→ **TRABAJO REQUERIDO**:
a) ¿Qué decreto firmó Juan Manuel Santos, según la columna sobre los salarios del sector público, y qué establecía?
b) Por favor, explique en una a tres oraciones por qué el autor de la columna sobre los salarios del sector público rechaza bajar los salarios de los servidores públicos.

**** FRAGMENTO PROPORCIONADO

Los míseros salarios del sector público

Está haciendo carrera el fatídico argumento de que hay que bajar los salarios de los servidores públicos para acabar con la corrupción, algo netamente populista y carente de fundamento y veracidad.


Por: Andrés Felipe Gaviria

Siempre he sostenido que la falta de conocimiento y cultura en Colombia es el gran cultivo que aprovechan unos pocos para poder lograr sus cometidos, sea con intereses positivos u oscuros, y son los que en grandes masas terminan legitimando defensas de supuestas banderas que cuando son examinadas, son completamente vacías y falaces. Además, tenemos un país que vive encantado con los anuncios políticos que prometen erradicar malas prácticas, y por eso se quedan con el título y no con el contenido y posterior desarrollo, si es que los hay.

El entonces presidente Juan Manuel Santos firmó el decreto No 330 del 19 de febrero de 2018, en donde se establecían las escalas de asignación básica de los empleos públicos. A continuación algunos datos sobre ese decreto.

Los grados salariales van del 1 al 28, en donde un directivo grado uno se ganaría mensualmente $3.009.115 y el de máximo nivel un salario de $13.152.443. Los asesores solo tienen grados del 1 al 18; el último gana $10.513.161 y el más raso tiene una asignación de $2.936.714. El máximo salario al que puede aspirar un profesional que sea grado 24 es de $7.344.289 y el mínimo un $1.773.936. Al final de la cadena tenemos a los técnicos y asistentes, los salarios son similares, el más bajo es de $781.242 y el más alto de 2.722.574.

Ahora, quienes son los funcionarios públicos más visibles como ministros, viceministros, superintendentes, directores de departamentos, entre otros; son los que paradójicamente no tiene tan buenas remuneraciones, en consideración con las grandes responsabilidades que tienen y sus complicadas labores, que hasta terminan perjudicando sus vidas privadas. Esto que explicó en esta columna deberían conocerlo la mayoría de colombianos que se atreven a cuestionar los salarios del sector público, y luego hacer comparaciones con el sector privado, para que entiendan las abismales diferencias en compensaciones.

Un ministro de despacho y los directivos de departamentos administrativos tienen una asignación básica de $4.785.607 más gastos de representación $8.507.736 y una prima de dirección de un valor de $4.197.897. Los viceministros y subdirectores de departamento administrativo tienen salarios de $3.491.224 y gastos de representación por $6.206.613. Algunos superintendentes tienen el absurdo salario de $8.096.932.

Ahora, hay casos curiosos y poco lógicos como que el director de la Unidad de Gestión Pensional y Parafiscales, UGPP, se gane mensualmente $22.441.909, mientras otras personas con mejores cargos, como ministros, ni siquiera llegan a esta asignación salarial. Un salario que si no es bajo es el de los congresistas, es un salario justo y que realmente es correspondiente al de un legislador y la importancia que tiene. El problema que si existe en este aspecto es el número tan elevado de congresistas que tiene Colombia. Cada cuatro años va aumentando sin consideración alguna, ya vamos a ajustar casi 290 congresistas, cuando Colombia puede funcionar perfectamente con 80 senadores y 100 representantes a la cámara.

El sector público jamás atraerá a buenas personas para que trabajen allí con este desajuste de salarios, que es increíblemente inequitativo y ramplón. Bajando salarios solo atraerá personas que lleguen allí a saquear las entidades públicas y a hacer grandes negocios. Seguramente existen congresistas que ellos mismos estarían dispuestos a pagar una cuota mensual por tener esa curul, porque saben cómo recuperarla de una manera sobrada y rentable.

Ojalá algún presidente reforme el Estado desde cero, no solo en su tamaño, sino en sus remuneraciones. Con mejores salarios tendremos mejores funcionarios, mientras que con bajos salarios y populismo, tendremos más de lo mismo; corrupción y mediocridad. El salario del presidente de la República debería oscilar entre $45.000.000 y $60.000.000; el de los ministros debería ser similar al de los congresistas, y los de otros altos funcionarios siempre tendrían ser superiores a $17.000.000.

********
**** DATOS SUMINISTRADOS

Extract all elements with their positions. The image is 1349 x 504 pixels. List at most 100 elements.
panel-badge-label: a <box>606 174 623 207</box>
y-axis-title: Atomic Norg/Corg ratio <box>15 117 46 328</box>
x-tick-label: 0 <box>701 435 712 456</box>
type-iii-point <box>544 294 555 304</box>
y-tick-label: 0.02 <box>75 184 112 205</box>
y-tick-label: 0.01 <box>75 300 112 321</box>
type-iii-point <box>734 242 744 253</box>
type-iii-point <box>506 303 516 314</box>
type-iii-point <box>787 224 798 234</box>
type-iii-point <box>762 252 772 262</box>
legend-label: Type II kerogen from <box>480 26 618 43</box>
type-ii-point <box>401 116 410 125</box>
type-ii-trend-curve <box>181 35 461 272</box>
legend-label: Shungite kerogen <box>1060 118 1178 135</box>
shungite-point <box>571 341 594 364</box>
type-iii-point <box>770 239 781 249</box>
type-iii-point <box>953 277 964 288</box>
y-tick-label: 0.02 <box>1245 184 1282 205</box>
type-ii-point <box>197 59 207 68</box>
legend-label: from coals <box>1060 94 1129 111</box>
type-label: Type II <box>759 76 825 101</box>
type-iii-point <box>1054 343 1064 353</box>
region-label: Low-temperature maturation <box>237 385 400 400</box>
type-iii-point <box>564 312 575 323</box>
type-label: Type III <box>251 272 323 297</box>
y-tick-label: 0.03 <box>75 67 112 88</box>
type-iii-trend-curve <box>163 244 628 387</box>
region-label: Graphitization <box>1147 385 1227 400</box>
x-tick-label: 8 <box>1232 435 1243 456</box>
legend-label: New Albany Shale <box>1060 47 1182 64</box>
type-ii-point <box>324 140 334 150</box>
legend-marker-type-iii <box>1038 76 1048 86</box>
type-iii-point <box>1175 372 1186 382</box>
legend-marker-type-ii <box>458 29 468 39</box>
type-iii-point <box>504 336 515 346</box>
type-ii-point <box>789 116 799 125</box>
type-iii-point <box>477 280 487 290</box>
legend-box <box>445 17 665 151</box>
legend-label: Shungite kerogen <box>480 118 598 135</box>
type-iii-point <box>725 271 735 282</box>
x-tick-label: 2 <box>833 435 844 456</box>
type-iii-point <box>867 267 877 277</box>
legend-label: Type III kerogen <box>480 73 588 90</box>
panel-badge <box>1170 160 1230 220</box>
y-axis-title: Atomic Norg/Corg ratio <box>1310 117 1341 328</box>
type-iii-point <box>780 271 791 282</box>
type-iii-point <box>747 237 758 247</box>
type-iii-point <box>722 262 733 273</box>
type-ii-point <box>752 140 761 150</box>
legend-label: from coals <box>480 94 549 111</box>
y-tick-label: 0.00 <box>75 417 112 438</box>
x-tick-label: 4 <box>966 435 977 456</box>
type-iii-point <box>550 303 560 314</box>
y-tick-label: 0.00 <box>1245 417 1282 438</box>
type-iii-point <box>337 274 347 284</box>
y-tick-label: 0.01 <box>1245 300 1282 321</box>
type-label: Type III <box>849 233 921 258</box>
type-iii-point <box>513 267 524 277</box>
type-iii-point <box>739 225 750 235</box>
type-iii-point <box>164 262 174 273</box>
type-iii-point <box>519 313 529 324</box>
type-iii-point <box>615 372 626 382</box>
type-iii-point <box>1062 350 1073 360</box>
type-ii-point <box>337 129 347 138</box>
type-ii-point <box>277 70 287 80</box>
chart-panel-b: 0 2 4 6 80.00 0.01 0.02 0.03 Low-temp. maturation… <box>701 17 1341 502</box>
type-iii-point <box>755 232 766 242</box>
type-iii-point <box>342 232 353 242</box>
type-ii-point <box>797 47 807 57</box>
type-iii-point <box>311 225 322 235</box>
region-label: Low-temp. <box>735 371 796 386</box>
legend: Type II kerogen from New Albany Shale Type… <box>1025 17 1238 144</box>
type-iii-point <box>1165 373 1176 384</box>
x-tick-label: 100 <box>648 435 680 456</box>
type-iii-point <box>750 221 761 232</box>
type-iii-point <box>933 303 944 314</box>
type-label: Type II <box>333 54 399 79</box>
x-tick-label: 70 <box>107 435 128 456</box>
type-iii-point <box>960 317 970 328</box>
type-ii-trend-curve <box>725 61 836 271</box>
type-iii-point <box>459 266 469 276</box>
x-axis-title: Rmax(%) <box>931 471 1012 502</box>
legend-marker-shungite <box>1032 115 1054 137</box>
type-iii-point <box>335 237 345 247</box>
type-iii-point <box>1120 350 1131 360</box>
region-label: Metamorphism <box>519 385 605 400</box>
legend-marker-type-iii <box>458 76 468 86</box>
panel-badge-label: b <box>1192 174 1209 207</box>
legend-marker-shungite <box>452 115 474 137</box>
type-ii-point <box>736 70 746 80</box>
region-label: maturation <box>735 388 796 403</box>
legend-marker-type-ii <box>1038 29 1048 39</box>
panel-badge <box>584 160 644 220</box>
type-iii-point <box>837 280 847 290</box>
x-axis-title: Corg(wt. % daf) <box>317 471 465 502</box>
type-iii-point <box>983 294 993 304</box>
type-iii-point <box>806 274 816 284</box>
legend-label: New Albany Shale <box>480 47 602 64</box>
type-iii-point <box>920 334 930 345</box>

********

→ **RESPUESTAS DEL EJERCICIO**:
a) El decreto No 330 del 19 de febrero de 2018, que establecía las escalas de asignación básica de los empleos públicos.

b) Según el autor, con ese desajuste de salarios el sector público nunca atraerá a buenas personas, y bajarlos solo atraería a quienes lleguen a saquear las entidades públicas y a hacer grandes negocios. Sostiene que con mejores salarios habría mejores funcionarios, mientras que con bajos salarios y populismo seguirían la corrupción y la mediocridad.